## TRECHO DO TEXTO

═══

PF desarticula quadrilha que usava aviões e carros para tráfico de drogas em 6 estados
A Polícia Federal deflagrou, nesta quinta-feira (18), a Operação Hangar Fantasma, uma vasta ação para desmantelar uma organização criminosa especializada no tráfico interestadual de drogas e na lavagem de dinheiro. A operação, que contou com o apoio da Polícia Militar e do Grupo de Atuação Especial de Combate ao Crime Organizado (Gaeco), do Ministério Público da Paraíba, se estendeu por seis estados e o Distrito Federal.
Modus Operandi: Aviões e Carros no Tráfico de Cocaína
De acordo com as investigações da PF, o grupo criminoso utilizava uma complexa rede logística, empregando tanto carros quanto aviões para transportar grandes quantidades de cocaína. O entorpecente era originário das regiões Norte e Centro-Oeste do país e tinha como destino o Nordeste. As apurações indicam que a liderança da quadrilha atuava mesmo de dentro do sistema prisional da Paraíba, orquestrando as operações ilícitas.
Conexão com Apreensões Milionárias de Drogas
A organização criminosa foi associada a apreensões recentes de drogas que somam aproximadamente uma tonelada. Dentre as apreensões mais significativas, destacam-se dois aviões interceptados, cada um transportando cerca de 400 quilos de cocaína. Esses flagrantes evidenciam a escala e a audácia da atuação do grupo no tráfico de entorpecentes.
Bloqueio de Bens e Contas: R$ 4,8 Bilhões em Jogo
Durante a Operação Hangar Fantasma, a Justiça determinou o cumprimento de mandados de prisão e de busca e apreensão. Além disso, foi autorizada a medida de bloqueio de contas bancárias e bens dos investigados. A Polícia Federal estima que o valor total bloqueado possa alcançar a impressionante marca de R$ 4,8 bilhões. O grupo utilizava empresas de fachada e laranjas, ou seja, pessoas em nome de terceiros, para ocultar a origem ilícita dos recursos e adquirir bens de luxo, como aviões, imóveis e veículos.
Crimes Investigados: Tráfico, Lavagem e Organização Criminosa
Os indivíduos investigados na Operação Hangar Fantasma deverão responder pelos crimes de tráfico de drogas, lavagem de dinheiro e organização criminosa. A complexidade da operação e o montante de recursos envolvidos demonstram a força e a abrangência da rede criminosa desarticulada pela Polícia Federal e seus parceiros.

═══

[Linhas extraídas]
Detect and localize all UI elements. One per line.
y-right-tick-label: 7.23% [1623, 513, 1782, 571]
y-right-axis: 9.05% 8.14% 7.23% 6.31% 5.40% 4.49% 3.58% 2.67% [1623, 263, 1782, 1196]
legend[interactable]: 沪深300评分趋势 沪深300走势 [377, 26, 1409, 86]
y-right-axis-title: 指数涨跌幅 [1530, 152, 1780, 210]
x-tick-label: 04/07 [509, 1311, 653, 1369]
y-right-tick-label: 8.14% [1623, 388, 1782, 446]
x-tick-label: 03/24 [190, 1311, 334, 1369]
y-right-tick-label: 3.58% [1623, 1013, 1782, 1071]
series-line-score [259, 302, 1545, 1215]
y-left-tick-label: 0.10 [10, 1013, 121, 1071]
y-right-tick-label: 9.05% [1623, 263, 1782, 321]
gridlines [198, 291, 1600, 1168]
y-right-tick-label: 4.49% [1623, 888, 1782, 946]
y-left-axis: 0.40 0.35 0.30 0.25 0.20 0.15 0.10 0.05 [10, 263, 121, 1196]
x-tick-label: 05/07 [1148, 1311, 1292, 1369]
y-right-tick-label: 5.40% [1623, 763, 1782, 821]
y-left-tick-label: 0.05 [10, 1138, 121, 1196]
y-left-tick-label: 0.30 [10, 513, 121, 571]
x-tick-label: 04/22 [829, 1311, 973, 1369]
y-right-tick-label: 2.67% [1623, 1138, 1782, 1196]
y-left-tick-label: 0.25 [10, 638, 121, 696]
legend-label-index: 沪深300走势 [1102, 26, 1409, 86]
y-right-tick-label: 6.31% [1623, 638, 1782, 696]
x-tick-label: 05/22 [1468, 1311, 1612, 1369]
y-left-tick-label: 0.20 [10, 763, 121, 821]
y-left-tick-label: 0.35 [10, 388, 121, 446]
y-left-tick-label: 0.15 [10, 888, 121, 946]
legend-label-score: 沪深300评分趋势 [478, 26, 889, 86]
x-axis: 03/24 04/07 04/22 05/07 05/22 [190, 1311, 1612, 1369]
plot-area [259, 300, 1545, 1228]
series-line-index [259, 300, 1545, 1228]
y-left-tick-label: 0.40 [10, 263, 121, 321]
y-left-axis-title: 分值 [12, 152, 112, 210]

═══

## TAREFA 1
Retorne, sem nenhuma alteração, a passagem do texto sobre a Operação Hangar Fantasma que vai de "Modus Operandi: Aviões" até "tráfico de entorpecentes.".
## TAREFA 2
Segundo o texto sobre a Operação Hangar Fantasma, qual valor a Polícia Federal estima que o total bloqueado possa alcançar?

## RESPOSTA 1
Modus Operandi: Aviões e Carros no Tráfico de Cocaína
De acordo com as investigações da PF, o grupo criminoso utilizava uma complexa rede logística, empregando tanto carros quanto aviões para transportar grandes quantidades de cocaína. O entorpecente era originário das regiões Norte e Centro-Oeste do país e tinha como destino o Nordeste. As apurações indicam que a liderança da quadrilha atuava mesmo de dentro do sistema prisional da Paraíba, orquestrando as operações ilícitas.
Conexão com Apreensões Milionárias de Drogas
A organização criminosa foi associada a apreensões recentes de drogas que somam aproximadamente uma tonelada. Dentre as apreensões mais significativas, destacam-se dois aviões interceptados, cada um transportando cerca de 400 quilos de cocaína. Esses flagrantes evidenciam a escala e a audácia da atuação do grupo no tráfico de entorpecentes.

## RESPOSTA 2
R$ 4,8 bilhões.